## Your instructions
Locate each line below that includes "JSON" and reproduce it.

## Material for this exercise
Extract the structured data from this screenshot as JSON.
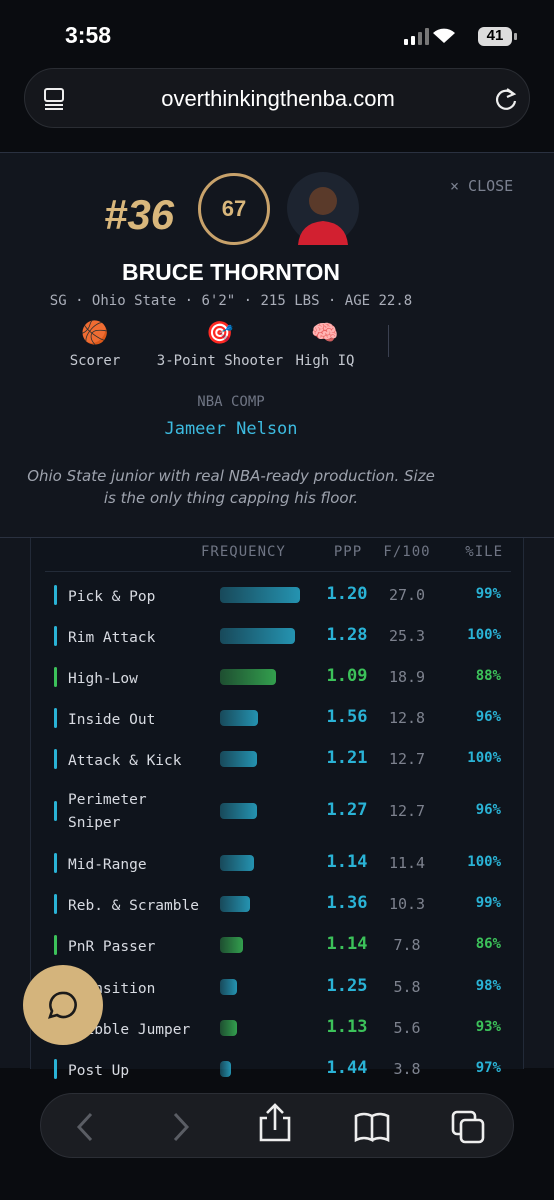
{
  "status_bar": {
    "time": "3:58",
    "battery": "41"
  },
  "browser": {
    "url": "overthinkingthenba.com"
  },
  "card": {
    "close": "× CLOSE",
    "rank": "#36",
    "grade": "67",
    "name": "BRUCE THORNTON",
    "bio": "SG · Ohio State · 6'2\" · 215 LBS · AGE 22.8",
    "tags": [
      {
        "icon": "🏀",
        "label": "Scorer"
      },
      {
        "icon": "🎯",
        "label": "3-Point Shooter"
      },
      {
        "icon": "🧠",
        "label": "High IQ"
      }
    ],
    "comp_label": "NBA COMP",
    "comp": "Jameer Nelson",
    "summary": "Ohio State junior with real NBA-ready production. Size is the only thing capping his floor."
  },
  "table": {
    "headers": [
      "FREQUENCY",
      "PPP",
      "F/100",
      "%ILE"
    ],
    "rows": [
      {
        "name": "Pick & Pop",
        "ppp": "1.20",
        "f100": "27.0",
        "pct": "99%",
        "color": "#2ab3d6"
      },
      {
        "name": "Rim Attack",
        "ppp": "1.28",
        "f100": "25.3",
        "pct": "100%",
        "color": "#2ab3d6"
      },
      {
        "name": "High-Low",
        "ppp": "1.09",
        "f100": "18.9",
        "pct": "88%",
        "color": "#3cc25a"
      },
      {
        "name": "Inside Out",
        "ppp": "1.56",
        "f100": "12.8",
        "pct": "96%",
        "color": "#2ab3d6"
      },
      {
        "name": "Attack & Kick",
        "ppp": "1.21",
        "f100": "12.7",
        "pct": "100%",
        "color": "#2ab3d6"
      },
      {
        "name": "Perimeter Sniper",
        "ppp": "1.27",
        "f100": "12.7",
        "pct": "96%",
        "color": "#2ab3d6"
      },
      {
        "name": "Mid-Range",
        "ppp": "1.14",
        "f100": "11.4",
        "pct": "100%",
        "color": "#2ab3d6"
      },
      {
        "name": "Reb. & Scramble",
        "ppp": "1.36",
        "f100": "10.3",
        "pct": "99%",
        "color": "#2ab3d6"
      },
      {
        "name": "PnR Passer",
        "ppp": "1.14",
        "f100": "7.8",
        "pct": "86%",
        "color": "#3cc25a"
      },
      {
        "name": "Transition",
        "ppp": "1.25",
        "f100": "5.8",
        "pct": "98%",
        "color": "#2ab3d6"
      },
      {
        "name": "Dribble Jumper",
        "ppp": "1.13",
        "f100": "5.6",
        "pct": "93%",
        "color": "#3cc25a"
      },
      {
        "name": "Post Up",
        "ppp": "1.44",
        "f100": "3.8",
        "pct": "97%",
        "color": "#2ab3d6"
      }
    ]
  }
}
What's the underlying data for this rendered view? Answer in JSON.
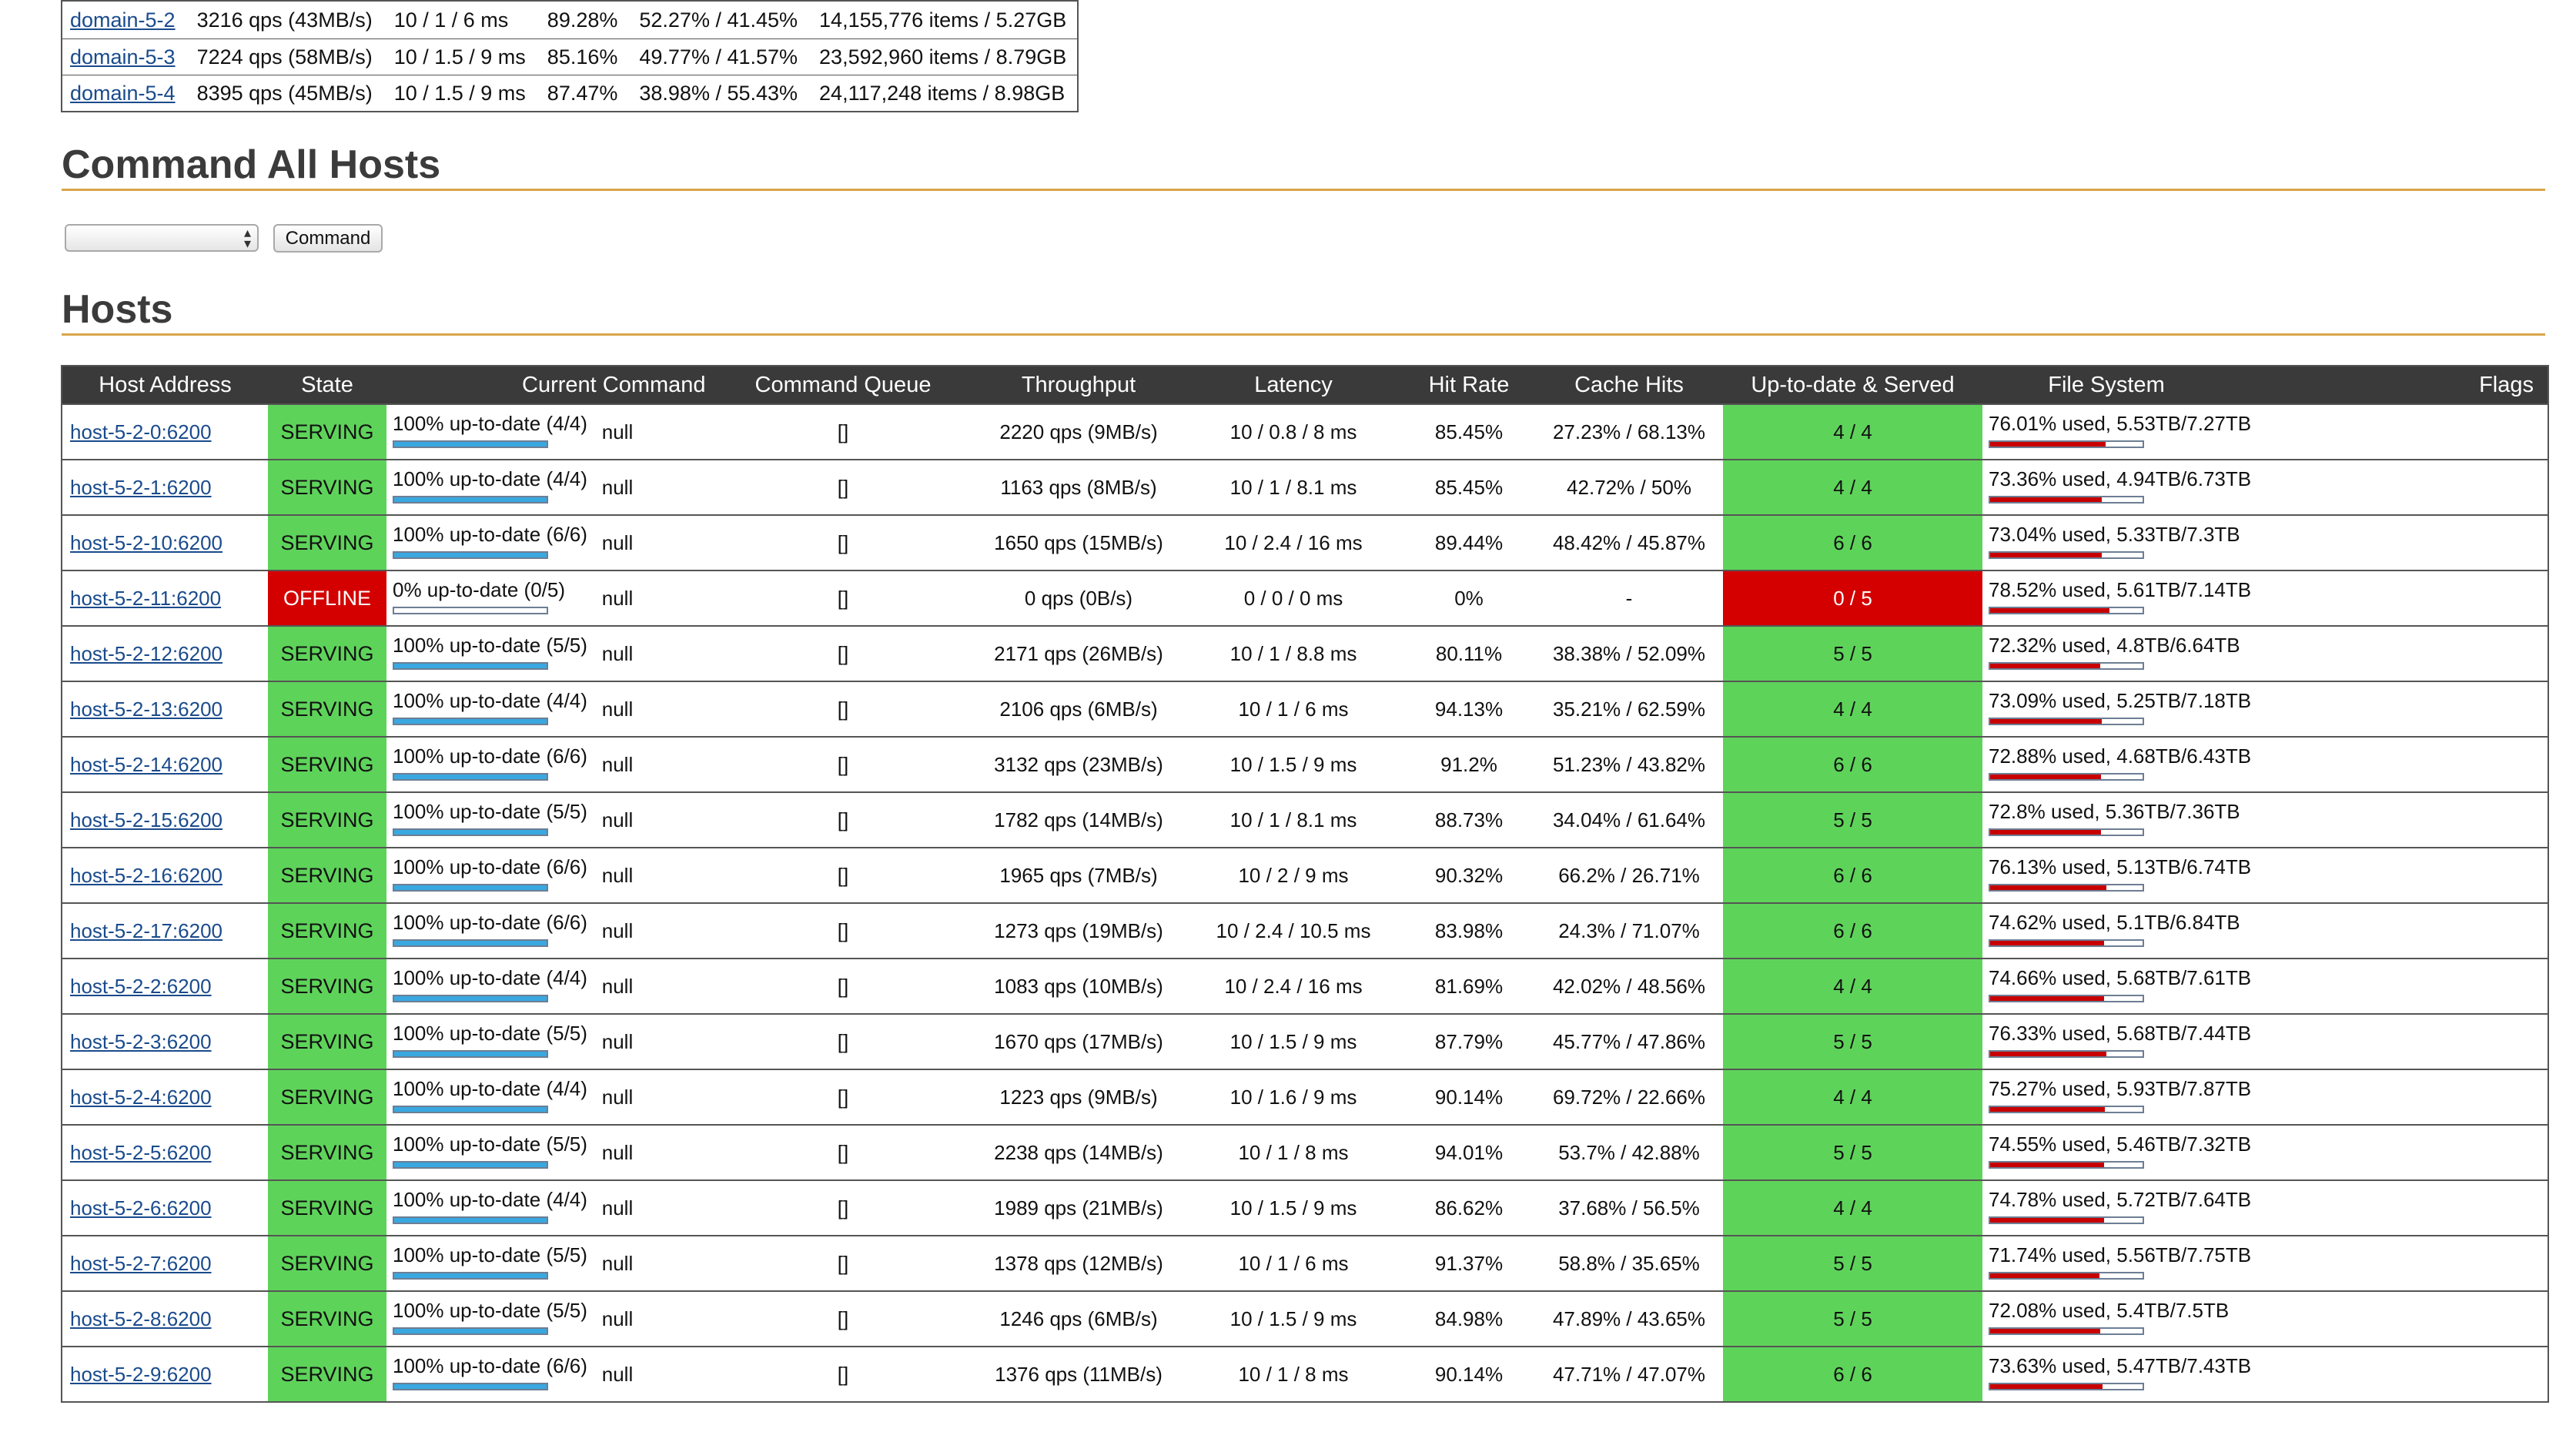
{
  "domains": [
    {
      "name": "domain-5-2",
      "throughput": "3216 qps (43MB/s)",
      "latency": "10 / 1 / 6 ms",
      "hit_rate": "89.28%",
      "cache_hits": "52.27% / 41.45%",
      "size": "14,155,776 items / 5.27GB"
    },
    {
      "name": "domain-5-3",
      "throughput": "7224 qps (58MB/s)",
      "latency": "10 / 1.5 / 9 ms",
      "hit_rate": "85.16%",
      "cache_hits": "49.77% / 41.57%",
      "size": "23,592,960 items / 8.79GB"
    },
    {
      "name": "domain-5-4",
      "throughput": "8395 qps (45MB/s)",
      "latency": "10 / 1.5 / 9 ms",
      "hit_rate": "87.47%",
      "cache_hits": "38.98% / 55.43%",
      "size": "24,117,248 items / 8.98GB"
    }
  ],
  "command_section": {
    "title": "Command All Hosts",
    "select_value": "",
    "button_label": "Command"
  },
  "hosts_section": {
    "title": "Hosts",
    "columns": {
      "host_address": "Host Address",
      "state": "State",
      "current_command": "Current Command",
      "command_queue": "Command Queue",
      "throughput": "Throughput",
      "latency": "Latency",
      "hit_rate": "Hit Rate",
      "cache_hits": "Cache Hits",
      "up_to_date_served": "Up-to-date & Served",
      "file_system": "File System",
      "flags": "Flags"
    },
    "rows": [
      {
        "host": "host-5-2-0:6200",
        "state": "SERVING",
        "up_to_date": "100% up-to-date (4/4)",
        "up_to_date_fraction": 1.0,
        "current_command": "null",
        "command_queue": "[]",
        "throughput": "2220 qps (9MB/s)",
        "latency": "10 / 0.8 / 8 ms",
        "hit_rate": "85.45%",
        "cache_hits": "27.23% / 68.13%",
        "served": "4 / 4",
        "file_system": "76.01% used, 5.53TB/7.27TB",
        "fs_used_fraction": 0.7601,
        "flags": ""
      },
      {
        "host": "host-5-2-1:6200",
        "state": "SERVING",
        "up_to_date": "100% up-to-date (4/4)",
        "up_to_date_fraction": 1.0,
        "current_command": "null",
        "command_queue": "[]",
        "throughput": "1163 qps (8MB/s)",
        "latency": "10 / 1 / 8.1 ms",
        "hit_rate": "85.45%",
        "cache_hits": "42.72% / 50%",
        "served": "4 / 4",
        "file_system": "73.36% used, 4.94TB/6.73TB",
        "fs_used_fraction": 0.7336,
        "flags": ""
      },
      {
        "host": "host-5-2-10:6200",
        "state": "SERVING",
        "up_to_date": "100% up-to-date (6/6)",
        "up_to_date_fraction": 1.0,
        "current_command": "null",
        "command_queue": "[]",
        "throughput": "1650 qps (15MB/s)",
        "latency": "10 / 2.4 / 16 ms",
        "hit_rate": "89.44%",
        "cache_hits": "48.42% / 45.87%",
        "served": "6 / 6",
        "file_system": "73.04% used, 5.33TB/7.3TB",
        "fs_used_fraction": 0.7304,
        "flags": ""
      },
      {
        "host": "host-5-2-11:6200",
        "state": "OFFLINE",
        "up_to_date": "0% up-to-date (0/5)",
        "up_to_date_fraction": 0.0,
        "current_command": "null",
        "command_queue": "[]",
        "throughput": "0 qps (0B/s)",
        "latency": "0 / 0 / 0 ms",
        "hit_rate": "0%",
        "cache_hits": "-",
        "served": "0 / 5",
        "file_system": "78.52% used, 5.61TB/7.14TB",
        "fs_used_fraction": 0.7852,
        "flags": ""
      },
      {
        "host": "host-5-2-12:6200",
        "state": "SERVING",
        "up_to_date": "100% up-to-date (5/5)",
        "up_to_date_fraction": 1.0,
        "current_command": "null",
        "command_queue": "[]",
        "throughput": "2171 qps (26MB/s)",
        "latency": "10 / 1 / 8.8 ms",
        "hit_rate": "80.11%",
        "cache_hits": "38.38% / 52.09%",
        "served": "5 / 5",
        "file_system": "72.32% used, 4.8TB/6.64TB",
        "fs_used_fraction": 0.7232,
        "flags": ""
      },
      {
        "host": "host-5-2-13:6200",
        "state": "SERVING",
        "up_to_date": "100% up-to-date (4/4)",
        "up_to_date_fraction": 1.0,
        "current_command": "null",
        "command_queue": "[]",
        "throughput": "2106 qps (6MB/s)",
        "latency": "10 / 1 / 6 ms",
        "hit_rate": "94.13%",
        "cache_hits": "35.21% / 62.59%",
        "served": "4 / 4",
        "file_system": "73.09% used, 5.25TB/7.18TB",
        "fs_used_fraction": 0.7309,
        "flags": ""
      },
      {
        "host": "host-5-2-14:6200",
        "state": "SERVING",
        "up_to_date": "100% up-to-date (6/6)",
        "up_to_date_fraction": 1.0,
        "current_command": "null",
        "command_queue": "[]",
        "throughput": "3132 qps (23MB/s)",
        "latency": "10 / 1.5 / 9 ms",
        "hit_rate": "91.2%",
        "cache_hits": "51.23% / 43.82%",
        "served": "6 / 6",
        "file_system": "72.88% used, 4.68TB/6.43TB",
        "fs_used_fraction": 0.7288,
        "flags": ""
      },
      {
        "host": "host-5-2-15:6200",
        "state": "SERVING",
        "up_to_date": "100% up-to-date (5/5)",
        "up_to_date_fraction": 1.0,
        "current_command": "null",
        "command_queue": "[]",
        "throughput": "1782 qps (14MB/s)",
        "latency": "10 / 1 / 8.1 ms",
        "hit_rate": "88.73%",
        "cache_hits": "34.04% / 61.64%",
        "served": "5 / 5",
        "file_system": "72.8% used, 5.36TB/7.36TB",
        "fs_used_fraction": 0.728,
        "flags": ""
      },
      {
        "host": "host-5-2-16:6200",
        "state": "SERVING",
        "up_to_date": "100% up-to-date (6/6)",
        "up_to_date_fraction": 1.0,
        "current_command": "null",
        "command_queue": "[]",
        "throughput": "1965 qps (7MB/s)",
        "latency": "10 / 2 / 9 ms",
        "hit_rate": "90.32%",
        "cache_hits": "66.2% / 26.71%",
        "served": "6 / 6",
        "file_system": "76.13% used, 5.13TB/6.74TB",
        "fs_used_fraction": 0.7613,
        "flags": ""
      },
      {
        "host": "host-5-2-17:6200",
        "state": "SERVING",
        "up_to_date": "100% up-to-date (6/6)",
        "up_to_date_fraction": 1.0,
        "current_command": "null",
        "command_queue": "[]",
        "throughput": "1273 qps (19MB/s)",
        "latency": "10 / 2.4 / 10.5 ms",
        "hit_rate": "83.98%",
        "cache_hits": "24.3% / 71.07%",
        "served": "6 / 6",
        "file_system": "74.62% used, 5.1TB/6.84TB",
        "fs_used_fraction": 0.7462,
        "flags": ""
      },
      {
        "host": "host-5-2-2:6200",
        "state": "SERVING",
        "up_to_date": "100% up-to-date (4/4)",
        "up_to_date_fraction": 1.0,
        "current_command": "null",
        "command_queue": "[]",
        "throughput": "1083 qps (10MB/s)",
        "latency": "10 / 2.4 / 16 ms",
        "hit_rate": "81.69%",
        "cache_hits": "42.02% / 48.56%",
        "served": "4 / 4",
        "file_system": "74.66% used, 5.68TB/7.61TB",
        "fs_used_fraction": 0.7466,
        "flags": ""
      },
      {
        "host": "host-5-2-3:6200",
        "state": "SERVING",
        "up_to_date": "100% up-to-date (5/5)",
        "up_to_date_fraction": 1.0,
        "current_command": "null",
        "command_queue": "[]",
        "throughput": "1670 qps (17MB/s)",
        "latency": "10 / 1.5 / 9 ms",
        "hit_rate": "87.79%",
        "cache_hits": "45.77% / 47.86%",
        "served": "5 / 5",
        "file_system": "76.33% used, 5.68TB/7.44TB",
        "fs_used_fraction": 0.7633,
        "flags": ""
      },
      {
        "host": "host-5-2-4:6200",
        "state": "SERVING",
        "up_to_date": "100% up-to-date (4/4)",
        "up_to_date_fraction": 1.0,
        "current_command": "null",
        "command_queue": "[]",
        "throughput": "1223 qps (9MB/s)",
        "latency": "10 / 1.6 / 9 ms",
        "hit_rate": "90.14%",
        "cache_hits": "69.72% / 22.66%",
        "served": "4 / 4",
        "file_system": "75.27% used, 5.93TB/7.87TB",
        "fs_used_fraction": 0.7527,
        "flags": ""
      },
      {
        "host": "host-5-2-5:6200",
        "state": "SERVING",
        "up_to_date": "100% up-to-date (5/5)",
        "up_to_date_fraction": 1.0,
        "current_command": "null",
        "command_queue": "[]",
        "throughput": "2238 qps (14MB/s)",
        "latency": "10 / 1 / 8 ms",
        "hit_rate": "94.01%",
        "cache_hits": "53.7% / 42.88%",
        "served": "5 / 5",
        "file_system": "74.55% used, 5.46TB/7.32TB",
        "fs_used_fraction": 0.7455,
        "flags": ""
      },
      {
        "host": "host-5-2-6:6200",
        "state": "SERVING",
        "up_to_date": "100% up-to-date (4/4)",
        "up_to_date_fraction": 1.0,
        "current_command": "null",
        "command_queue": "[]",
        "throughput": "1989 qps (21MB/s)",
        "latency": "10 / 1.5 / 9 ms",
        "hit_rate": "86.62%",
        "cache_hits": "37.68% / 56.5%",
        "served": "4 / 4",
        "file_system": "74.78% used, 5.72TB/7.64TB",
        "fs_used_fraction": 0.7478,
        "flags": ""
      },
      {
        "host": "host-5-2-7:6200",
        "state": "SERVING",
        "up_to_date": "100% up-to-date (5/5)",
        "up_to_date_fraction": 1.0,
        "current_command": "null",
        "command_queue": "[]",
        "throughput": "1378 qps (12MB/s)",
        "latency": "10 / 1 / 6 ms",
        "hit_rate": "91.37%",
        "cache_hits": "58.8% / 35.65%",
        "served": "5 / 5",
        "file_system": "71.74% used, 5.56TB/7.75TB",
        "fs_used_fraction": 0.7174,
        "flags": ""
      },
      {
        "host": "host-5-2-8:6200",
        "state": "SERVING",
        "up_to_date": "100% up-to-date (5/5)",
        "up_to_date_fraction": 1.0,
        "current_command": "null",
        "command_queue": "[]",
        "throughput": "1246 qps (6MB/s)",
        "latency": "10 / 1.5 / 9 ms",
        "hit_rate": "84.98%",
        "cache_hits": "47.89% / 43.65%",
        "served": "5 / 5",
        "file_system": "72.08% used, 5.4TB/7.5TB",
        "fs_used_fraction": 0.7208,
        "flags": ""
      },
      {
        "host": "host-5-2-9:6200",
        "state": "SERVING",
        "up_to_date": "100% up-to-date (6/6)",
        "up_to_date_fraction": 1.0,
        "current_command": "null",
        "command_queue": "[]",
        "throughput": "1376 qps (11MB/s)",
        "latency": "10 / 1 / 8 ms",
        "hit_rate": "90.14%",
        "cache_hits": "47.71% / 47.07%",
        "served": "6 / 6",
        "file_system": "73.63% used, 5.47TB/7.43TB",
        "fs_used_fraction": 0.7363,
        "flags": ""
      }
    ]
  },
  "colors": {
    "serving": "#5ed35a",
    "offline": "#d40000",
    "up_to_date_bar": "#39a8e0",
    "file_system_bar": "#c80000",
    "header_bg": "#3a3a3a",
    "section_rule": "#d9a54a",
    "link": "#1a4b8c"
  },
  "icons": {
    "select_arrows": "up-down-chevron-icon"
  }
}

## The answer
Extract the structured data from this screenshot as JSON.
What's the underlying data for this rendered view? Answer in JSON.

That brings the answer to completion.